[Listing]
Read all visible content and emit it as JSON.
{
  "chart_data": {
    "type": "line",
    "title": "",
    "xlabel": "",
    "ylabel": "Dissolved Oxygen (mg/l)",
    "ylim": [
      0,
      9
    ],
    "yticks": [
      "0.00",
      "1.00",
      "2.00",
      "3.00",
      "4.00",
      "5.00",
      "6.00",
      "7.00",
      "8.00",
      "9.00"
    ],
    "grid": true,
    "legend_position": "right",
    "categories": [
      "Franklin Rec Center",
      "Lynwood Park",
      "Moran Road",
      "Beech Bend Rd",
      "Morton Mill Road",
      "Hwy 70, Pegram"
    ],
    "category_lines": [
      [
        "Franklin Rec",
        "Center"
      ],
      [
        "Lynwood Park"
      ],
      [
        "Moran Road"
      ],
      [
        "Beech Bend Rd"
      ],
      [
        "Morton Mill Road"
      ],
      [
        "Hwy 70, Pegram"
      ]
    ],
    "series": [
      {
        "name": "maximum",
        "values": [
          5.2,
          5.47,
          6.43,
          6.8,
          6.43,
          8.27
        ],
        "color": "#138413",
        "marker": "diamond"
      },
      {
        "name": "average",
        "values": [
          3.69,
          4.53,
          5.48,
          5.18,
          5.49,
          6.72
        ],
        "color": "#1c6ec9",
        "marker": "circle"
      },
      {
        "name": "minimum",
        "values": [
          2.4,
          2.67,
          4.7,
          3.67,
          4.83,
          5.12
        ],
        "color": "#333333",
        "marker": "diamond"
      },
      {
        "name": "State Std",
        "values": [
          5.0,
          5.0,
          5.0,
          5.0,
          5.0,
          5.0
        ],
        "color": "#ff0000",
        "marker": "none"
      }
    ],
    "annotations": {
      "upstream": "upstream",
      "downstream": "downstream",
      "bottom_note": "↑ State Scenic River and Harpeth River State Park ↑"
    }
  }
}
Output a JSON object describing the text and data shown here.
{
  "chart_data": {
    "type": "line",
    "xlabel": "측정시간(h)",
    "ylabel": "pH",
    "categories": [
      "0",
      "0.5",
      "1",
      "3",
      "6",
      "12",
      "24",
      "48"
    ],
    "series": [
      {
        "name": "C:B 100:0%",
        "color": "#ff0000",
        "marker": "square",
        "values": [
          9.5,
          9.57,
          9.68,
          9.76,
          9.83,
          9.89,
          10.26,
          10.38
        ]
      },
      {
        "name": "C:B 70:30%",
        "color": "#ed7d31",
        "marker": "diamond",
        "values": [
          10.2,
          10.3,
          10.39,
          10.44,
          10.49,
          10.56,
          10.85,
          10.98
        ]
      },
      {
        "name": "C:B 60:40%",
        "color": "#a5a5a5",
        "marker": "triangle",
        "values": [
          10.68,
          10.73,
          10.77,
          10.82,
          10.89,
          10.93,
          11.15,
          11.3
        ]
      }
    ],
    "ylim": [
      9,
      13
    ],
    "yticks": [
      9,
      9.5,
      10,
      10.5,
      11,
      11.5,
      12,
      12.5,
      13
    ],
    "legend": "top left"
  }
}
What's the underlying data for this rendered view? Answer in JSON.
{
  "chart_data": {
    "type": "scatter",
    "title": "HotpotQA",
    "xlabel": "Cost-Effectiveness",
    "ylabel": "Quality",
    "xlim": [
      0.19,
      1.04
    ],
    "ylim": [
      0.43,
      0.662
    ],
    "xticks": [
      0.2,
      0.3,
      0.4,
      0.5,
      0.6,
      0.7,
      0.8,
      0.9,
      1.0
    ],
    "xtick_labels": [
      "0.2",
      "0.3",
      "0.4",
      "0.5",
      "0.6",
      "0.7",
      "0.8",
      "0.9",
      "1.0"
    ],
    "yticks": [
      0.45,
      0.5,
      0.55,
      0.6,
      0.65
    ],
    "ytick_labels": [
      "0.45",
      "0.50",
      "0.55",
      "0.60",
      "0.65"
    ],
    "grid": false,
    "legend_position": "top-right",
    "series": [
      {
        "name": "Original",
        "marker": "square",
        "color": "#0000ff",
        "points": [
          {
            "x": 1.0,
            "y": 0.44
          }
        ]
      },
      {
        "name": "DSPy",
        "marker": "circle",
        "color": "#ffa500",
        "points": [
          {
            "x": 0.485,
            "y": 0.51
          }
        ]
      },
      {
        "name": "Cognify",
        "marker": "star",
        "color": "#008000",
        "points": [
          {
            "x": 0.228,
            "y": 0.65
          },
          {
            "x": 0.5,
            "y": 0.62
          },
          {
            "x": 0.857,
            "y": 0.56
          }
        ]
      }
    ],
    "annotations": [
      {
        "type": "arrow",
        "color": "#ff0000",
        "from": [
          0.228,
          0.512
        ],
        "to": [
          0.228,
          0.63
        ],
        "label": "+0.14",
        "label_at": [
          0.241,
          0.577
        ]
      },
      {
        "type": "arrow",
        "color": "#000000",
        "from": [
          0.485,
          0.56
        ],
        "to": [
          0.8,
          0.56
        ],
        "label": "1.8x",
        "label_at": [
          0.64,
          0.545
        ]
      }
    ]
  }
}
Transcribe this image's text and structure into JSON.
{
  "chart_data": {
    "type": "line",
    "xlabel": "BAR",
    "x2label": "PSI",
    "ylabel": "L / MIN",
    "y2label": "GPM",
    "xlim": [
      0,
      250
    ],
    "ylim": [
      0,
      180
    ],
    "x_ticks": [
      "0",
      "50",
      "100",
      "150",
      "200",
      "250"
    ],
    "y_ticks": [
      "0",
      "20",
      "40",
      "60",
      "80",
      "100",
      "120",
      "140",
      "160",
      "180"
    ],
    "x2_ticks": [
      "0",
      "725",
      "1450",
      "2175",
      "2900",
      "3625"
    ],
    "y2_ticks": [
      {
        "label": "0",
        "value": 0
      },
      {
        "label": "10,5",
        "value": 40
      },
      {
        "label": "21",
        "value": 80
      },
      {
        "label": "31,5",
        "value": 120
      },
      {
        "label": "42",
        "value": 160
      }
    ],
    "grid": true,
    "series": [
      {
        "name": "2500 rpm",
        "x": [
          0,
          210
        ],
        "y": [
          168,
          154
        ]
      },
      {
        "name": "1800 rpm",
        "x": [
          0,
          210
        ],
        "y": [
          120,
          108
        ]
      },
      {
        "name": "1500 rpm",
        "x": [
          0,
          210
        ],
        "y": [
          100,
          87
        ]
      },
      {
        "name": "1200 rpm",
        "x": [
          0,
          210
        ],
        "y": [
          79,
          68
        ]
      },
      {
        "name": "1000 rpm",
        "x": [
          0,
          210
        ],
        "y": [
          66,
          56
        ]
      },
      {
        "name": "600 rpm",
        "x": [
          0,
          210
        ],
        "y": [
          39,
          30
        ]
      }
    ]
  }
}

[What is asked] Make an exact copy of the listing, including every line.

[Worked solution]
Read all visible content and emit it as JSON.
{
  "chart_data": {
    "type": "line",
    "title": "",
    "xlabel": "",
    "ylabel": "Dissolved Oxygen (mg/l)",
    "ylim": [
      0,
      9
    ],
    "yticks": [
      "0.00",
      "1.00",
      "2.00",
      "3.00",
      "4.00",
      "5.00",
      "6.00",
      "7.00",
      "8.00",
      "9.00"
    ],
    "grid": true,
    "legend_position": "right",
    "categories": [
      "Franklin Rec Center",
      "Lynwood Park",
      "Moran Road",
      "Beech Bend Rd",
      "Morton Mill Road",
      "Hwy 70, Pegram"
    ],
    "category_lines": [
      [
        "Franklin Rec",
        "Center"
      ],
      [
        "Lynwood Park"
      ],
      [
        "Moran Road"
      ],
      [
        "Beech Bend Rd"
      ],
      [
        "Morton Mill Road"
      ],
      [
        "Hwy 70, Pegram"
      ]
    ],
    "series": [
      {
        "name": "maximum",
        "values": [
          5.2,
          5.47,
          6.43,
          6.8,
          6.43,
          8.27
        ],
        "color": "#138413",
        "marker": "diamond"
      },
      {
        "name": "average",
        "values": [
          3.69,
          4.53,
          5.48,
          5.18,
          5.49,
          6.72
        ],
        "color": "#1c6ec9",
        "marker": "circle"
      },
      {
        "name": "minimum",
        "values": [
          2.4,
          2.67,
          4.7,
          3.67,
          4.83,
          5.12
        ],
        "color": "#333333",
        "marker": "diamond"
      },
      {
        "name": "State Std",
        "values": [
          5.0,
          5.0,
          5.0,
          5.0,
          5.0,
          5.0
        ],
        "color": "#ff0000",
        "marker": "none"
      }
    ],
    "annotations": {
      "upstream": "upstream",
      "downstream": "downstream",
      "bottom_note": "↑ State Scenic River and Harpeth River State Park ↑"
    }
  }
}
Output a JSON object describing the text and data shown here.
{
  "chart_data": {
    "type": "line",
    "xlabel": "측정시간(h)",
    "ylabel": "pH",
    "categories": [
      "0",
      "0.5",
      "1",
      "3",
      "6",
      "12",
      "24",
      "48"
    ],
    "series": [
      {
        "name": "C:B 100:0%",
        "color": "#ff0000",
        "marker": "square",
        "values": [
          9.5,
          9.57,
          9.68,
          9.76,
          9.83,
          9.89,
          10.26,
          10.38
        ]
      },
      {
        "name": "C:B 70:30%",
        "color": "#ed7d31",
        "marker": "diamond",
        "values": [
          10.2,
          10.3,
          10.39,
          10.44,
          10.49,
          10.56,
          10.85,
          10.98
        ]
      },
      {
        "name": "C:B 60:40%",
        "color": "#a5a5a5",
        "marker": "triangle",
        "values": [
          10.68,
          10.73,
          10.77,
          10.82,
          10.89,
          10.93,
          11.15,
          11.3
        ]
      }
    ],
    "ylim": [
      9,
      13
    ],
    "yticks": [
      9,
      9.5,
      10,
      10.5,
      11,
      11.5,
      12,
      12.5,
      13
    ],
    "legend": "top left"
  }
}
What's the underlying data for this rendered view? Answer in JSON.
{
  "chart_data": {
    "type": "scatter",
    "title": "HotpotQA",
    "xlabel": "Cost-Effectiveness",
    "ylabel": "Quality",
    "xlim": [
      0.19,
      1.04
    ],
    "ylim": [
      0.43,
      0.662
    ],
    "xticks": [
      0.2,
      0.3,
      0.4,
      0.5,
      0.6,
      0.7,
      0.8,
      0.9,
      1.0
    ],
    "xtick_labels": [
      "0.2",
      "0.3",
      "0.4",
      "0.5",
      "0.6",
      "0.7",
      "0.8",
      "0.9",
      "1.0"
    ],
    "yticks": [
      0.45,
      0.5,
      0.55,
      0.6,
      0.65
    ],
    "ytick_labels": [
      "0.45",
      "0.50",
      "0.55",
      "0.60",
      "0.65"
    ],
    "grid": false,
    "legend_position": "top-right",
    "series": [
      {
        "name": "Original",
        "marker": "square",
        "color": "#0000ff",
        "points": [
          {
            "x": 1.0,
            "y": 0.44
          }
        ]
      },
      {
        "name": "DSPy",
        "marker": "circle",
        "color": "#ffa500",
        "points": [
          {
            "x": 0.485,
            "y": 0.51
          }
        ]
      },
      {
        "name": "Cognify",
        "marker": "star",
        "color": "#008000",
        "points": [
          {
            "x": 0.228,
            "y": 0.65
          },
          {
            "x": 0.5,
            "y": 0.62
          },
          {
            "x": 0.857,
            "y": 0.56
          }
        ]
      }
    ],
    "annotations": [
      {
        "type": "arrow",
        "color": "#ff0000",
        "from": [
          0.228,
          0.512
        ],
        "to": [
          0.228,
          0.63
        ],
        "label": "+0.14",
        "label_at": [
          0.241,
          0.577
        ]
      },
      {
        "type": "arrow",
        "color": "#000000",
        "from": [
          0.485,
          0.56
        ],
        "to": [
          0.8,
          0.56
        ],
        "label": "1.8x",
        "label_at": [
          0.64,
          0.545
        ]
      }
    ]
  }
}
Transcribe this image's text and structure into JSON.
{
  "chart_data": {
    "type": "line",
    "xlabel": "BAR",
    "x2label": "PSI",
    "ylabel": "L / MIN",
    "y2label": "GPM",
    "xlim": [
      0,
      250
    ],
    "ylim": [
      0,
      180
    ],
    "x_ticks": [
      "0",
      "50",
      "100",
      "150",
      "200",
      "250"
    ],
    "y_ticks": [
      "0",
      "20",
      "40",
      "60",
      "80",
      "100",
      "120",
      "140",
      "160",
      "180"
    ],
    "x2_ticks": [
      "0",
      "725",
      "1450",
      "2175",
      "2900",
      "3625"
    ],
    "y2_ticks": [
      {
        "label": "0",
        "value": 0
      },
      {
        "label": "10,5",
        "value": 40
      },
      {
        "label": "21",
        "value": 80
      },
      {
        "label": "31,5",
        "value": 120
      },
      {
        "label": "42",
        "value": 160
      }
    ],
    "grid": true,
    "series": [
      {
        "name": "2500 rpm",
        "x": [
          0,
          210
        ],
        "y": [
          168,
          154
        ]
      },
      {
        "name": "1800 rpm",
        "x": [
          0,
          210
        ],
        "y": [
          120,
          108
        ]
      },
      {
        "name": "1500 rpm",
        "x": [
          0,
          210
        ],
        "y": [
          100,
          87
        ]
      },
      {
        "name": "1200 rpm",
        "x": [
          0,
          210
        ],
        "y": [
          79,
          68
        ]
      },
      {
        "name": "1000 rpm",
        "x": [
          0,
          210
        ],
        "y": [
          66,
          56
        ]
      },
      {
        "name": "600 rpm",
        "x": [
          0,
          210
        ],
        "y": [
          39,
          30
        ]
      }
    ]
  }
}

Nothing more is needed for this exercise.